§ **EXERCISE BRIEF**: Please give the listing again, word for word, with nothing left out.

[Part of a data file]

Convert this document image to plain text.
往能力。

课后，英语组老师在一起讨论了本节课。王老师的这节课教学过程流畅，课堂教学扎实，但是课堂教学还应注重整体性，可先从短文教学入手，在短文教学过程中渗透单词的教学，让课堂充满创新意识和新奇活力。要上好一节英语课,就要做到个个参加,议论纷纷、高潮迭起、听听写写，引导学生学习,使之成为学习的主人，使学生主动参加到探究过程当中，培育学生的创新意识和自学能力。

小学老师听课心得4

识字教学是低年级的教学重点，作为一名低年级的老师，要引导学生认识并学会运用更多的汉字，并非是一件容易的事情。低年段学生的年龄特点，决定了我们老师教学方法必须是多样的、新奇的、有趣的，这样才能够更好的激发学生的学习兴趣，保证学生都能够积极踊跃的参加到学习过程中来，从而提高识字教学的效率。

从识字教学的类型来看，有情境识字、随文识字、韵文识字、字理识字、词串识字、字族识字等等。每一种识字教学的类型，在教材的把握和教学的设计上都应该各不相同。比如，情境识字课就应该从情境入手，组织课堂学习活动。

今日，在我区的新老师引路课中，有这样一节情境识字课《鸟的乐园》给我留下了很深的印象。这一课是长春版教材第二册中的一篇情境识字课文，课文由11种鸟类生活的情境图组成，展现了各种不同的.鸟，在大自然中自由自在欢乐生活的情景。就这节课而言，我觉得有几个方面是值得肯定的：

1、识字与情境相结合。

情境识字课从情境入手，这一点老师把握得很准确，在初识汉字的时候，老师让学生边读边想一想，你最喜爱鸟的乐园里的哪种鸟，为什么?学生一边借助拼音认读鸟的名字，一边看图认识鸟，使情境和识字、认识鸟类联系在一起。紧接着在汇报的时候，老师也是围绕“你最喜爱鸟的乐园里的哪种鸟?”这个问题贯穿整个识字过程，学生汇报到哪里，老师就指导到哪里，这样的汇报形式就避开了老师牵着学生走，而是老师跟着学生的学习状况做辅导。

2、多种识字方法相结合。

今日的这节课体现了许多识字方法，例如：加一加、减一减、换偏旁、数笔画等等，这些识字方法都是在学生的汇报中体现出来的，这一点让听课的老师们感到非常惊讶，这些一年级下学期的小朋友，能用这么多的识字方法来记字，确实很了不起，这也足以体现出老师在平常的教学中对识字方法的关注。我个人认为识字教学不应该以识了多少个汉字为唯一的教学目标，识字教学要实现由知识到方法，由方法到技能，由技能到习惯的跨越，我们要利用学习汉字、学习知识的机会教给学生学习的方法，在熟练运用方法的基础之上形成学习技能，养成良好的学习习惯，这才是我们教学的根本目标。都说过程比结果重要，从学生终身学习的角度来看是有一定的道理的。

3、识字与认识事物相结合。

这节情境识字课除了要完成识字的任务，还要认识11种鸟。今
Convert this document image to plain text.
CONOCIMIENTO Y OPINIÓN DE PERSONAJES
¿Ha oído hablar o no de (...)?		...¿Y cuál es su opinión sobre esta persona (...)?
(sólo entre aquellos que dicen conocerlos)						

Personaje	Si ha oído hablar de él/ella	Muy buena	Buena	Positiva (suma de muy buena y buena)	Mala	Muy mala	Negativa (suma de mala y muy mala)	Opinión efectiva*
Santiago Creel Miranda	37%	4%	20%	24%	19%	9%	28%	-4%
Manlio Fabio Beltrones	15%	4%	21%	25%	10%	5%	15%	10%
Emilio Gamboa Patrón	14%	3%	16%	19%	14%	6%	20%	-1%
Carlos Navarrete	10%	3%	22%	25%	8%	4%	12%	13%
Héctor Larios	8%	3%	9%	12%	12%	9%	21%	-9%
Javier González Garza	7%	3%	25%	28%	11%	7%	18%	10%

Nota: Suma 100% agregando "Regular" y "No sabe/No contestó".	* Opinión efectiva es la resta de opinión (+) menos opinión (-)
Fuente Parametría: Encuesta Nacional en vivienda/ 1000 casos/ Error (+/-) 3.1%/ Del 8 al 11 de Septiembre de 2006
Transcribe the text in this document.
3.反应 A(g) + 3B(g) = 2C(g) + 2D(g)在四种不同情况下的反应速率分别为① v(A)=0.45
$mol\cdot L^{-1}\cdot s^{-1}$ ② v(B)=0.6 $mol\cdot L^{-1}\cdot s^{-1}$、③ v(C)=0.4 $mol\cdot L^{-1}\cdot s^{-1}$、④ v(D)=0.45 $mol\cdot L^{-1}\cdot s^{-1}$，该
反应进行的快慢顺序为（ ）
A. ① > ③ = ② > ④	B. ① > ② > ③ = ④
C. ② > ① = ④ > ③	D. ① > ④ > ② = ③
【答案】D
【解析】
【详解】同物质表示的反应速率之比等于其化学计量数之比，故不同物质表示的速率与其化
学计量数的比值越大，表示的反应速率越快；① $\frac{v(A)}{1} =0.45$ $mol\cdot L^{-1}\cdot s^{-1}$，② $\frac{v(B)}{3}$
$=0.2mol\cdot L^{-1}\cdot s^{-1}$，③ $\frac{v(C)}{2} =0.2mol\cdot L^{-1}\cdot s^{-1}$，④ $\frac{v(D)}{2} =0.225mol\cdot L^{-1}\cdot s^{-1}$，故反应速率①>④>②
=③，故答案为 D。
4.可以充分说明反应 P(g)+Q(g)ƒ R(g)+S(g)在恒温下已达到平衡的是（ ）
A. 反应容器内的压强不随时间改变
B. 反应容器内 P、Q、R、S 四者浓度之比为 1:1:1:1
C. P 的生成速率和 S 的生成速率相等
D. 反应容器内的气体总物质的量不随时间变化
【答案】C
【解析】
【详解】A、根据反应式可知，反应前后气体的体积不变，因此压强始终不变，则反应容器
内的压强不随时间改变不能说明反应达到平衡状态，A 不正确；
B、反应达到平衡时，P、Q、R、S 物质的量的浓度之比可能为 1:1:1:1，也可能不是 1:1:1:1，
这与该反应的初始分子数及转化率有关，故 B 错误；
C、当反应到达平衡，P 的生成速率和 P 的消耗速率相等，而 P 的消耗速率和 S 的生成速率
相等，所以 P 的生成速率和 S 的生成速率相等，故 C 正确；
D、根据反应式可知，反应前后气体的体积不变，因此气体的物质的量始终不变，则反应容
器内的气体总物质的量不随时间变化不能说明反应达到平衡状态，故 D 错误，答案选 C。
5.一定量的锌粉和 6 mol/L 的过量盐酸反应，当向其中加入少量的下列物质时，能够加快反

§ **COMPLETE ANSWER**:
Convert this document image to plain text.
往能力。

课后，英语组老师在一起讨论了本节课。王老师的这节课教学过程流畅，课堂教学扎实，但是课堂教学还应注重整体性，可先从短文教学入手，在短文教学过程中渗透单词的教学，让课堂充满创新意识和新奇活力。要上好一节英语课,就要做到个个参加,议论纷纷、高潮迭起、听听写写，引导学生学习,使之成为学习的主人，使学生主动参加到探究过程当中，培育学生的创新意识和自学能力。

小学老师听课心得4

识字教学是低年级的教学重点，作为一名低年级的老师，要引导学生认识并学会运用更多的汉字，并非是一件容易的事情。低年段学生的年龄特点，决定了我们老师教学方法必须是多样的、新奇的、有趣的，这样才能够更好的激发学生的学习兴趣，保证学生都能够积极踊跃的参加到学习过程中来，从而提高识字教学的效率。

从识字教学的类型来看，有情境识字、随文识字、韵文识字、字理识字、词串识字、字族识字等等。每一种识字教学的类型，在教材的把握和教学的设计上都应该各不相同。比如，情境识字课就应该从情境入手，组织课堂学习活动。

今日，在我区的新老师引路课中，有这样一节情境识字课《鸟的乐园》给我留下了很深的印象。这一课是长春版教材第二册中的一篇情境识字课文，课文由11种鸟类生活的情境图组成，展现了各种不同的.鸟，在大自然中自由自在欢乐生活的情景。就这节课而言，我觉得有几个方面是值得肯定的：

1、识字与情境相结合。

情境识字课从情境入手，这一点老师把握得很准确，在初识汉字的时候，老师让学生边读边想一想，你最喜爱鸟的乐园里的哪种鸟，为什么?学生一边借助拼音认读鸟的名字，一边看图认识鸟，使情境和识字、认识鸟类联系在一起。紧接着在汇报的时候，老师也是围绕“你最喜爱鸟的乐园里的哪种鸟?”这个问题贯穿整个识字过程，学生汇报到哪里，老师就指导到哪里，这样的汇报形式就避开了老师牵着学生走，而是老师跟着学生的学习状况做辅导。

2、多种识字方法相结合。

今日的这节课体现了许多识字方法，例如：加一加、减一减、换偏旁、数笔画等等，这些识字方法都是在学生的汇报中体现出来的，这一点让听课的老师们感到非常惊讶，这些一年级下学期的小朋友，能用这么多的识字方法来记字，确实很了不起，这也足以体现出老师在平常的教学中对识字方法的关注。我个人认为识字教学不应该以识了多少个汉字为唯一的教学目标，识字教学要实现由知识到方法，由方法到技能，由技能到习惯的跨越，我们要利用学习汉字、学习知识的机会教给学生学习的方法，在熟练运用方法的基础之上形成学习技能，养成良好的学习习惯，这才是我们教学的根本目标。都说过程比结果重要，从学生终身学习的角度来看是有一定的道理的。

3、识字与认识事物相结合。

这节情境识字课除了要完成识字的任务，还要认识11种鸟。今
Convert this document image to plain text.
CONOCIMIENTO Y OPINIÓN DE PERSONAJES
¿Ha oído hablar o no de (...)?		...¿Y cuál es su opinión sobre esta persona (...)?
(sólo entre aquellos que dicen conocerlos)						

Personaje	Si ha oído hablar de él/ella	Muy buena	Buena	Positiva (suma de muy buena y buena)	Mala	Muy mala	Negativa (suma de mala y muy mala)	Opinión efectiva*
Santiago Creel Miranda	37%	4%	20%	24%	19%	9%	28%	-4%
Manlio Fabio Beltrones	15%	4%	21%	25%	10%	5%	15%	10%
Emilio Gamboa Patrón	14%	3%	16%	19%	14%	6%	20%	-1%
Carlos Navarrete	10%	3%	22%	25%	8%	4%	12%	13%
Héctor Larios	8%	3%	9%	12%	12%	9%	21%	-9%
Javier González Garza	7%	3%	25%	28%	11%	7%	18%	10%

Nota: Suma 100% agregando "Regular" y "No sabe/No contestó".	* Opinión efectiva es la resta de opinión (+) menos opinión (-)
Fuente Parametría: Encuesta Nacional en vivienda/ 1000 casos/ Error (+/-) 3.1%/ Del 8 al 11 de Septiembre de 2006
Transcribe the text in this document.
3.反应 A(g) + 3B(g) = 2C(g) + 2D(g)在四种不同情况下的反应速率分别为① v(A)=0.45
$mol\cdot L^{-1}\cdot s^{-1}$ ② v(B)=0.6 $mol\cdot L^{-1}\cdot s^{-1}$、③ v(C)=0.4 $mol\cdot L^{-1}\cdot s^{-1}$、④ v(D)=0.45 $mol\cdot L^{-1}\cdot s^{-1}$，该
反应进行的快慢顺序为（ ）
A. ① > ③ = ② > ④	B. ① > ② > ③ = ④
C. ② > ① = ④ > ③	D. ① > ④ > ② = ③
【答案】D
【解析】
【详解】同物质表示的反应速率之比等于其化学计量数之比，故不同物质表示的速率与其化
学计量数的比值越大，表示的反应速率越快；① $\frac{v(A)}{1} =0.45$ $mol\cdot L^{-1}\cdot s^{-1}$，② $\frac{v(B)}{3}$
$=0.2mol\cdot L^{-1}\cdot s^{-1}$，③ $\frac{v(C)}{2} =0.2mol\cdot L^{-1}\cdot s^{-1}$，④ $\frac{v(D)}{2} =0.225mol\cdot L^{-1}\cdot s^{-1}$，故反应速率①>④>②
=③，故答案为 D。
4.可以充分说明反应 P(g)+Q(g)ƒ R(g)+S(g)在恒温下已达到平衡的是（ ）
A. 反应容器内的压强不随时间改变
B. 反应容器内 P、Q、R、S 四者浓度之比为 1:1:1:1
C. P 的生成速率和 S 的生成速率相等
D. 反应容器内的气体总物质的量不随时间变化
【答案】C
【解析】
【详解】A、根据反应式可知，反应前后气体的体积不变，因此压强始终不变，则反应容器
内的压强不随时间改变不能说明反应达到平衡状态，A 不正确；
B、反应达到平衡时，P、Q、R、S 物质的量的浓度之比可能为 1:1:1:1，也可能不是 1:1:1:1，
这与该反应的初始分子数及转化率有关，故 B 错误；
C、当反应到达平衡，P 的生成速率和 P 的消耗速率相等，而 P 的消耗速率和 S 的生成速率
相等，所以 P 的生成速率和 S 的生成速率相等，故 C 正确；
D、根据反应式可知，反应前后气体的体积不变，因此气体的物质的量始终不变，则反应容
器内的气体总物质的量不随时间变化不能说明反应达到平衡状态，故 D 错误，答案选 C。
5.一定量的锌粉和 6 mol/L 的过量盐酸反应，当向其中加入少量的下列物质时，能够加快反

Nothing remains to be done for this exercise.